WHAT YOU SHOULD DO - Retype the material below. Keep every word exactly as it is.

ROWS -
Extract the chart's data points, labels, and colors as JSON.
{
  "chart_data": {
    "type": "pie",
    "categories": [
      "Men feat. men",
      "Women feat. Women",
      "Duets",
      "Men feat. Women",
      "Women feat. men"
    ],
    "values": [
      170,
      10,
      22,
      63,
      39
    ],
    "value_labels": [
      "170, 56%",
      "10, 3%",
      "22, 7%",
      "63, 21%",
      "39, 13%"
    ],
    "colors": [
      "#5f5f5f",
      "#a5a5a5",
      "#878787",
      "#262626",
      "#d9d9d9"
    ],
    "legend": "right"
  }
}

RESULT -
Extract the chart's data points, labels, and colors as JSON.
{
  "chart_data": {
    "type": "pie",
    "categories": [
      "Men feat. men",
      "Women feat. Women",
      "Duets",
      "Men feat. Women",
      "Women feat. men"
    ],
    "values": [
      170,
      10,
      22,
      63,
      39
    ],
    "value_labels": [
      "170, 56%",
      "10, 3%",
      "22, 7%",
      "63, 21%",
      "39, 13%"
    ],
    "colors": [
      "#5f5f5f",
      "#a5a5a5",
      "#878787",
      "#262626",
      "#d9d9d9"
    ],
    "legend": "right"
  }
}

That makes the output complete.